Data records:
[START]

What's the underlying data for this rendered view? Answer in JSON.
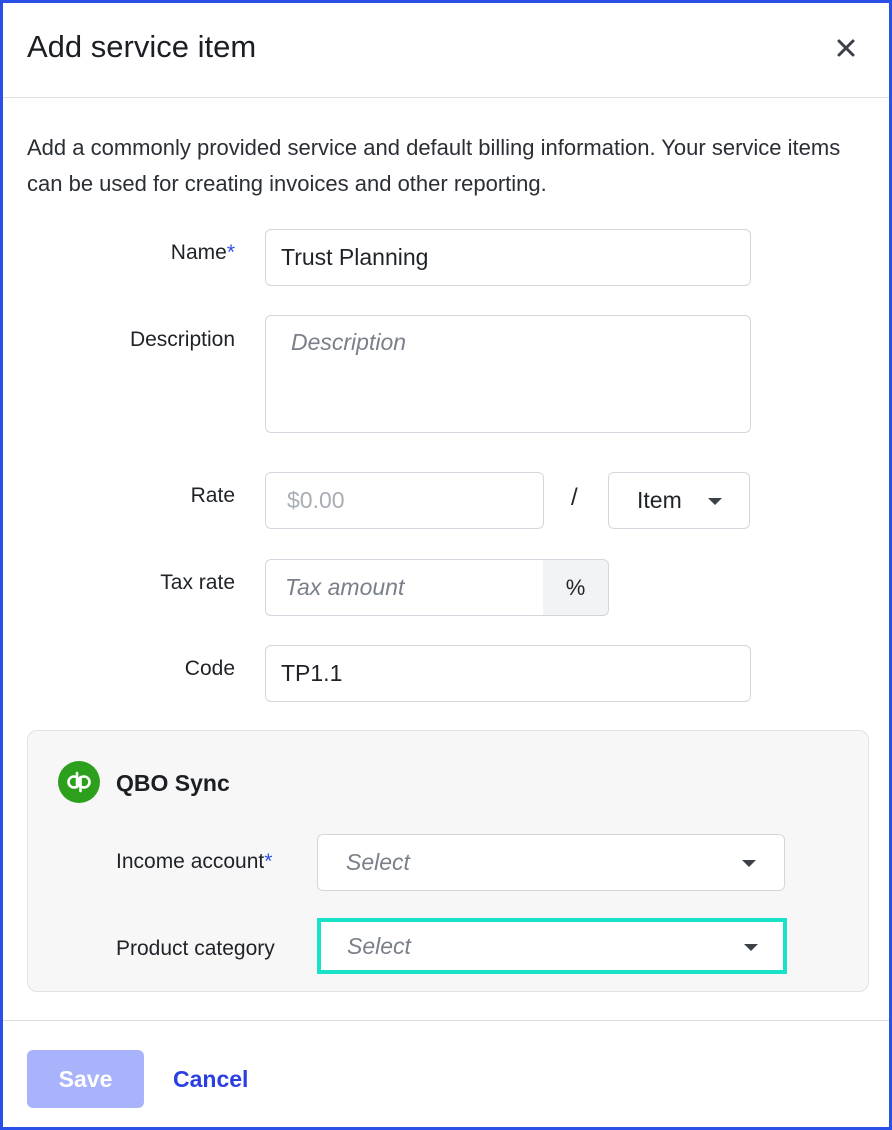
{
  "dialog": {
    "title": "Add service item",
    "intro": "Add a commonly provided service and default billing information. Your service items can be used for creating invoices and other reporting."
  },
  "form": {
    "name_label": "Name",
    "required_marker": "*",
    "name_value": "Trust Planning",
    "description_label": "Description",
    "description_placeholder": "Description",
    "rate_label": "Rate",
    "rate_placeholder": "$0.00",
    "rate_separator": "/",
    "unit_value": "Item",
    "tax_label": "Tax rate",
    "tax_placeholder": "Tax amount",
    "tax_suffix": "%",
    "code_label": "Code",
    "code_value": "TP1.1"
  },
  "qbo": {
    "title": "QBO Sync",
    "logo_text": "qb",
    "income_label": "Income account",
    "income_value": "Select",
    "category_label": "Product category",
    "category_value": "Select",
    "highlight_color": "#19e3c7"
  },
  "footer": {
    "save_label": "Save",
    "cancel_label": "Cancel"
  }
}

[END]

- _Task brief_
Transcribe the whole listing exactly. Pictures stay out of your copy.

- _Full response_
What's the underlying data for this rendered view? Answer in JSON.
{
  "dialog": {
    "title": "Add service item",
    "intro": "Add a commonly provided service and default billing information. Your service items can be used for creating invoices and other reporting."
  },
  "form": {
    "name_label": "Name",
    "required_marker": "*",
    "name_value": "Trust Planning",
    "description_label": "Description",
    "description_placeholder": "Description",
    "rate_label": "Rate",
    "rate_placeholder": "$0.00",
    "rate_separator": "/",
    "unit_value": "Item",
    "tax_label": "Tax rate",
    "tax_placeholder": "Tax amount",
    "tax_suffix": "%",
    "code_label": "Code",
    "code_value": "TP1.1"
  },
  "qbo": {
    "title": "QBO Sync",
    "logo_text": "qb",
    "income_label": "Income account",
    "income_value": "Select",
    "category_label": "Product category",
    "category_value": "Select",
    "highlight_color": "#19e3c7"
  },
  "footer": {
    "save_label": "Save",
    "cancel_label": "Cancel"
  }
}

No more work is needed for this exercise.